- **Amaç 1**
Rauf Denktaş yazısına göre şu soruları yanıtlayın:
(a) Yazar Denktaş'ı kaç kez yakından izleyip dinlemiş?
(b) Denktaş kaç yaşında aramızdan ayrılmış?
(c) Denktaş arkasında yaklaşık kaç eser bırakmış?
- **Amaç 2**
Rauf Denktaş yazısının "Peki neden hiçbir" sözleriyle açılan kısmını "bu konuda desteklemiyor." sözlerinde bitirerek hiç değiştirmeden geri verin.
- **Amaç 3**
Aşağıdaki ifadeler Rauf Denktaş yazısıyla uyuşuyor mu? Her biri için evet ya da hayır deyin ve yazıdaki belirleyici sözleri aynen alıntılayın.
(a) Denktaş'ın çocukluğu acılar içinde ve mücadelelerle geçmiştir.
(b) Kuzey Kıbrıs Türk Cumhuriyeti'ni birkaç ülke resmi olarak tanımıştır.
(c) Denktaş gittiği meclislerde kabul görmemiştir.

- **Verilen metin**
* * * *

Onu üç kez yakından izleme, konuşmasını dinleme fırsatını yakalamış olsaydım, ben de kendisini yalnızca basından izleyen tüm vatandaşlar gibi, “Büyük bir dava insanı, ömrünü yavru vatana adamış, güzel Kıbrıs'ın babası öldü” diyerek üzülecektim. Ama bu sözler onu, yani Rauf Denktaş'ı tanımlamaya yetmiyor…
Üç kez dinlemiş olmak bile onu tanımaya yetmiyor aslında.
Kimbilir çok daha iyi tanıyan neler, neler söyleyecek. Küçücük bir bedenin içine sıkışmış dev gibi bir beyin, inanılmaz bir hafıza, dinleyeni ağzı açık bırakan bir ifade yeteneği.
Anlattıkları mı?
Tecrübe, bilgi, akıl ile yoğrulmuş yılların birikimleri.
Sağlığında Kıbrıs davası için çok uğraştı, tüm ömrünü buna adadı, Kuzey Kıbrıs'ı resmi olarak tanımayan tüm dünya, bu çabası nedeniyle Denktaş'ı çok iyi tanıdı.
Gittiği her mecliste kabul gördü, sayıldı.
**
Çocukluğu acılar içinde ve mücadelelerle geçen Denktaş, seksensekiz yaşında, arkasında elliye yakın eser bırakarak aramızdan ayrıldı.
Eserleri yalnızca bıraktığı kitaplardan ibaret değildi elbette. Bugün “Kuzey Kıbrıs Türk Cumhuriyeti” diye bir yerden bahsediyorsak eğer, Denktaş'ın bu davadaki katkı payı en su götürmez gerçektir.
Peki neden hiçbir ülke resmi olarak tanımadı Kuzey Kıbrıs Türk Cumhuriyetini diyebilirsiniz. Öyle ya, o, bu işe ömrünü verdi, Türkiye yıllardır uğraşıyor, dost, kardeş dediğimiz ülkeler bile bizi bu konuda desteklemiyor.

* * * *

- **Veri bloğu**

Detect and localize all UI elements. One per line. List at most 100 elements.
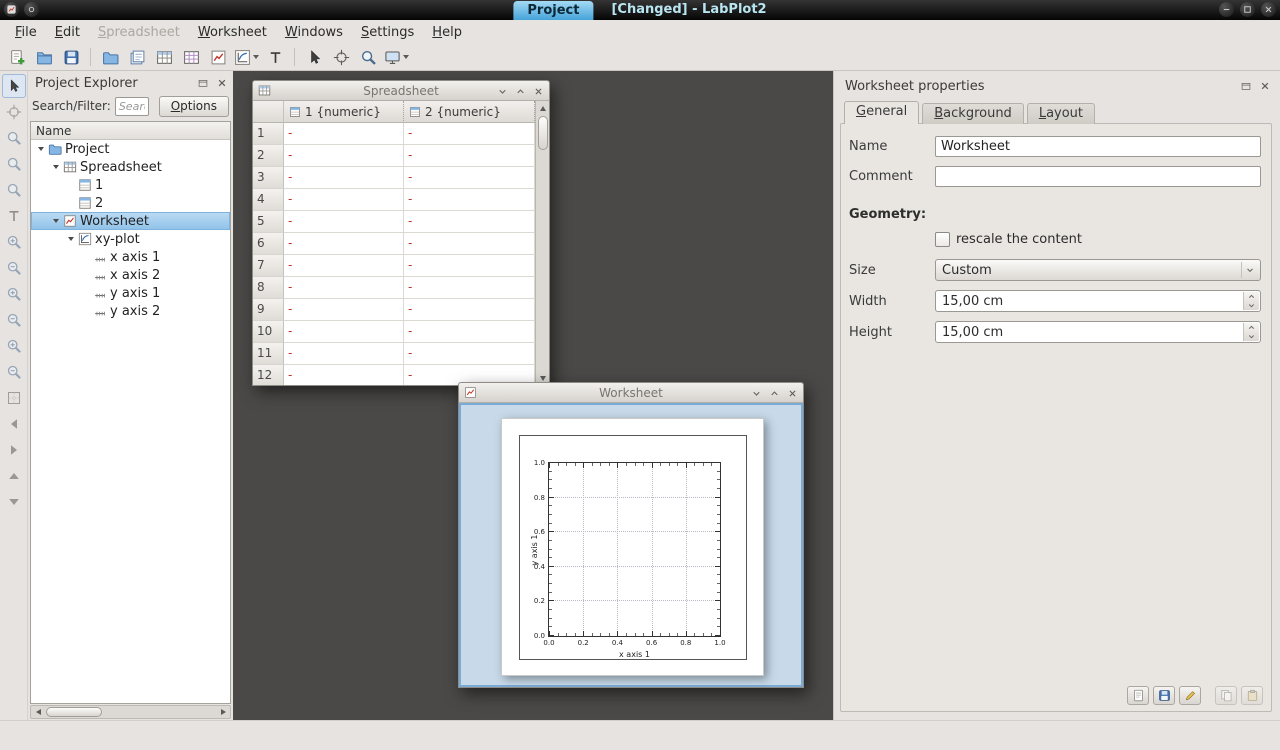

* * * *

- **Alıştırma sonucu 1**
(a) Üç kez.
(b) Seksensekiz yaşında.
(c) Elliye yakın.

- **Alıştırma sonucu 2**
Peki neden hiçbir ülke resmi olarak tanımadı Kuzey Kıbrıs Türk Cumhuriyetini diyebilirsiniz. Öyle ya, o, bu işe ömrünü verdi, Türkiye yıllardır uğraşıyor, dost, kardeş dediğimiz ülkeler bile bizi bu konuda desteklemiyor.

- **Alıştırma sonucu 3**
(a) Evet: "Çocukluğu acılar içinde ve mücadelelerle geçen Denktaş"
(b) Hayır: "hiçbir ülke resmi olarak tanımadı Kuzey Kıbrıs Türk Cumhuriyetini"
(c) Hayır: "Gittiği her mecliste kabul gördü, sayıldı."